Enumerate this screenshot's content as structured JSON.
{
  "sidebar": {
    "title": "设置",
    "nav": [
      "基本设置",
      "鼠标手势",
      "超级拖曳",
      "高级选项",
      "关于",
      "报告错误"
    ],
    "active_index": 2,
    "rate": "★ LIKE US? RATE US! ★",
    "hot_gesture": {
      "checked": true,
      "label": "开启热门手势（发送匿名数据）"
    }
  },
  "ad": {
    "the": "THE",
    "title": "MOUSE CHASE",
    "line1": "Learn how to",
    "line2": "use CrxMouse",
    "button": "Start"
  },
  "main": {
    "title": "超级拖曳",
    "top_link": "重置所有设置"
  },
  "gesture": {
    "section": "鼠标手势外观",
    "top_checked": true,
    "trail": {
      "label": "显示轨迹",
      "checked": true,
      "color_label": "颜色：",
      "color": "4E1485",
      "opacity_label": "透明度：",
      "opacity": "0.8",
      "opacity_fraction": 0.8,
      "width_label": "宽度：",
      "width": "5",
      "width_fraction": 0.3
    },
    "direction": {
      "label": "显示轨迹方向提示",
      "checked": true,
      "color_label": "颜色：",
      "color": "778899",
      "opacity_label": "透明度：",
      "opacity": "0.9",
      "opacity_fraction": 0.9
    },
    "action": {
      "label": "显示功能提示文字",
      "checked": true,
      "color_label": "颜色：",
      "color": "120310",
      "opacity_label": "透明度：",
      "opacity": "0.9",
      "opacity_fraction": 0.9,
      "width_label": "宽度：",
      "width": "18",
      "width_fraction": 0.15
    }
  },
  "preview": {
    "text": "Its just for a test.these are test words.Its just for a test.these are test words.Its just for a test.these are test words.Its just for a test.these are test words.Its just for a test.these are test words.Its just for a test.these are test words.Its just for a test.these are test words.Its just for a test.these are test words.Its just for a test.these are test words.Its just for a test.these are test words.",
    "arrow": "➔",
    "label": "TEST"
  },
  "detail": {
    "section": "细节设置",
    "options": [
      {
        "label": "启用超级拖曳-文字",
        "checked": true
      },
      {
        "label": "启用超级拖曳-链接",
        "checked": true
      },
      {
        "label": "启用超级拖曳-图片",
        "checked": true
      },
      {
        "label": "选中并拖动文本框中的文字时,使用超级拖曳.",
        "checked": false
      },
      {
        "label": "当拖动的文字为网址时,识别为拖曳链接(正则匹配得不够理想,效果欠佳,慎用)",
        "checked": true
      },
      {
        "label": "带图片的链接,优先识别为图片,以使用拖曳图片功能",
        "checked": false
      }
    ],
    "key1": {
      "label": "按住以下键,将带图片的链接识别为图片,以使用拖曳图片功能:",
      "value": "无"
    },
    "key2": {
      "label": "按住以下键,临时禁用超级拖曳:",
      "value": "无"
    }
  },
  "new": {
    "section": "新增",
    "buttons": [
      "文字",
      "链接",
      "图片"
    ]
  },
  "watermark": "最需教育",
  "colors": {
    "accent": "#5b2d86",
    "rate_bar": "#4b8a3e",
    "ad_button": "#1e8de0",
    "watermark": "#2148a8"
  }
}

========

From the data above, extract every line in its exact form.

Enumerate this screenshot's content as structured JSON.
{
  "sidebar": {
    "title": "设置",
    "nav": [
      "基本设置",
      "鼠标手势",
      "超级拖曳",
      "高级选项",
      "关于",
      "报告错误"
    ],
    "active_index": 2,
    "rate": "★ LIKE US? RATE US! ★",
    "hot_gesture": {
      "checked": true,
      "label": "开启热门手势（发送匿名数据）"
    }
  },
  "ad": {
    "the": "THE",
    "title": "MOUSE CHASE",
    "line1": "Learn how to",
    "line2": "use CrxMouse",
    "button": "Start"
  },
  "main": {
    "title": "超级拖曳",
    "top_link": "重置所有设置"
  },
  "gesture": {
    "section": "鼠标手势外观",
    "top_checked": true,
    "trail": {
      "label": "显示轨迹",
      "checked": true,
      "color_label": "颜色：",
      "color": "4E1485",
      "opacity_label": "透明度：",
      "opacity": "0.8",
      "opacity_fraction": 0.8,
      "width_label": "宽度：",
      "width": "5",
      "width_fraction": 0.3
    },
    "direction": {
      "label": "显示轨迹方向提示",
      "checked": true,
      "color_label": "颜色：",
      "color": "778899",
      "opacity_label": "透明度：",
      "opacity": "0.9",
      "opacity_fraction": 0.9
    },
    "action": {
      "label": "显示功能提示文字",
      "checked": true,
      "color_label": "颜色：",
      "color": "120310",
      "opacity_label": "透明度：",
      "opacity": "0.9",
      "opacity_fraction": 0.9,
      "width_label": "宽度：",
      "width": "18",
      "width_fraction": 0.15
    }
  },
  "preview": {
    "text": "Its just for a test.these are test words.Its just for a test.these are test words.Its just for a test.these are test words.Its just for a test.these are test words.Its just for a test.these are test words.Its just for a test.these are test words.Its just for a test.these are test words.Its just for a test.these are test words.Its just for a test.these are test words.Its just for a test.these are test words.",
    "arrow": "➔",
    "label": "TEST"
  },
  "detail": {
    "section": "细节设置",
    "options": [
      {
        "label": "启用超级拖曳-文字",
        "checked": true
      },
      {
        "label": "启用超级拖曳-链接",
        "checked": true
      },
      {
        "label": "启用超级拖曳-图片",
        "checked": true
      },
      {
        "label": "选中并拖动文本框中的文字时,使用超级拖曳.",
        "checked": false
      },
      {
        "label": "当拖动的文字为网址时,识别为拖曳链接(正则匹配得不够理想,效果欠佳,慎用)",
        "checked": true
      },
      {
        "label": "带图片的链接,优先识别为图片,以使用拖曳图片功能",
        "checked": false
      }
    ],
    "key1": {
      "label": "按住以下键,将带图片的链接识别为图片,以使用拖曳图片功能:",
      "value": "无"
    },
    "key2": {
      "label": "按住以下键,临时禁用超级拖曳:",
      "value": "无"
    }
  },
  "new": {
    "section": "新增",
    "buttons": [
      "文字",
      "链接",
      "图片"
    ]
  },
  "watermark": "最需教育",
  "colors": {
    "accent": "#5b2d86",
    "rate_bar": "#4b8a3e",
    "ad_button": "#1e8de0",
    "watermark": "#2148a8"
  }
}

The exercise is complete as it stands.